Written exercise
Filter the data below for the string "support" and copy each matching line.

━━━━━ Listed entries

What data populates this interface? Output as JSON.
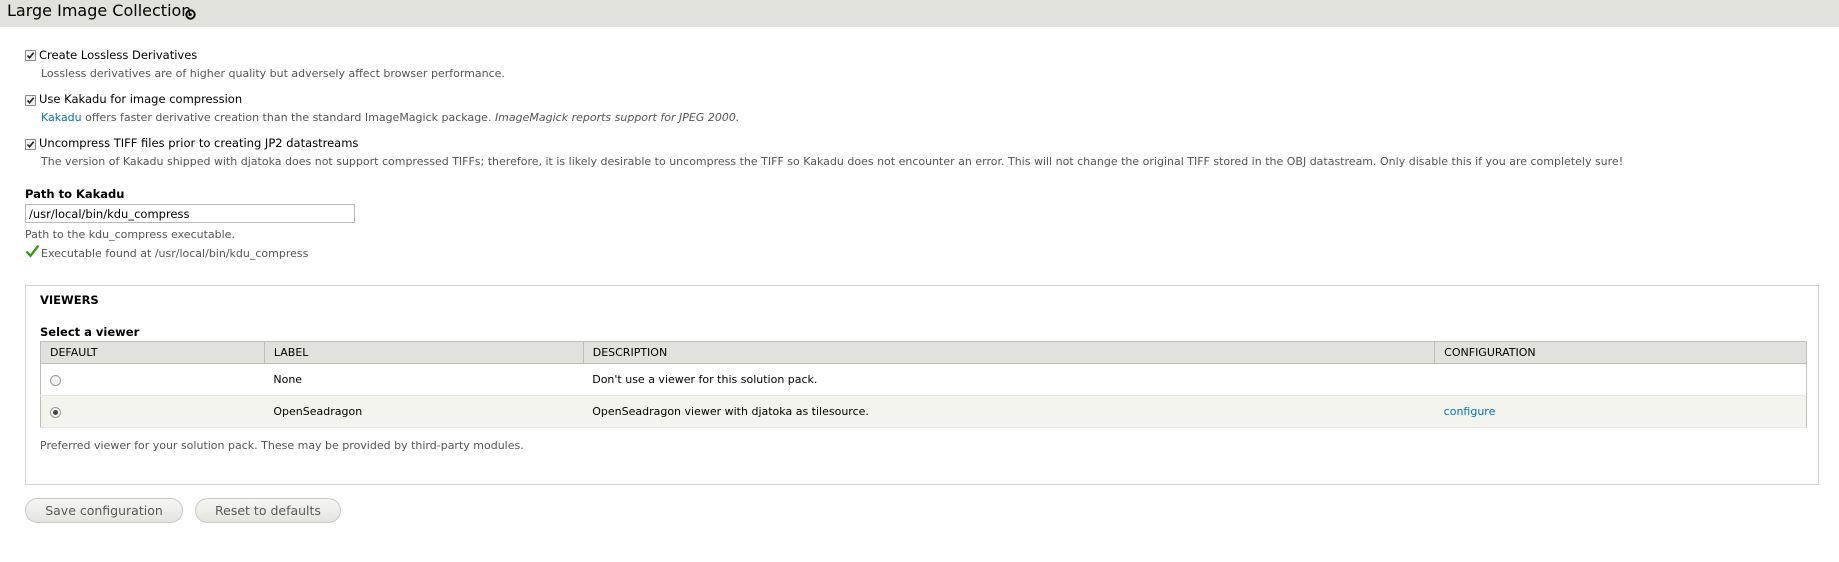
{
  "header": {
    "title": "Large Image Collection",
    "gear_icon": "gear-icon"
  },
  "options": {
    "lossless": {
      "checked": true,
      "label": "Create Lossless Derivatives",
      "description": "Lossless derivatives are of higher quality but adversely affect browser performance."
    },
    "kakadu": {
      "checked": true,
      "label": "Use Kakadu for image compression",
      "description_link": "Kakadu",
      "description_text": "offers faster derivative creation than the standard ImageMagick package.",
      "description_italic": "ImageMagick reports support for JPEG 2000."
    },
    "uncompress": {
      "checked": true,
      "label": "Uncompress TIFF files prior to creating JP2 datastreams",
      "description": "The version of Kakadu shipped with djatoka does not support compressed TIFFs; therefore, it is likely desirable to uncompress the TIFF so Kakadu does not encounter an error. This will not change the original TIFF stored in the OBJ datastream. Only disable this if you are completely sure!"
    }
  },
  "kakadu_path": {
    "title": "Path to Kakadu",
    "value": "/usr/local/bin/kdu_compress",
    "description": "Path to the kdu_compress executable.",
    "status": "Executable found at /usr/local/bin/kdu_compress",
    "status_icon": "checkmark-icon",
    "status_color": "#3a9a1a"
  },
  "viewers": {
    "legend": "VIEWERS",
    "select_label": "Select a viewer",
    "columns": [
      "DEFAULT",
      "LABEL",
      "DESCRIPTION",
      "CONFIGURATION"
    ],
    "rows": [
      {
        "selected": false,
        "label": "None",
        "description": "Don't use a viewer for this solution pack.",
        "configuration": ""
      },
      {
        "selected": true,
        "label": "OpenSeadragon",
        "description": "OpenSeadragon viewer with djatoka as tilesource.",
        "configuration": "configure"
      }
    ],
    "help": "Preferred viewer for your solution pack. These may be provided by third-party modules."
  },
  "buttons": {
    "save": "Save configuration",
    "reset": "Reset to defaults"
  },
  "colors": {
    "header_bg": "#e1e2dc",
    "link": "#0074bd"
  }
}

━━━━━━━━━━

Solution to this exercise
      "description_italic": "ImageMagick reports support for JPEG 2000."
      "description": "The version of Kakadu shipped with djatoka does not support compressed TIFFs; therefore, it is likely desirable to uncompress the TIFF so Kakadu does not encounter an error. This will not change the original TIFF stored in the OBJ datastream. Only disable this if you are completely sure!"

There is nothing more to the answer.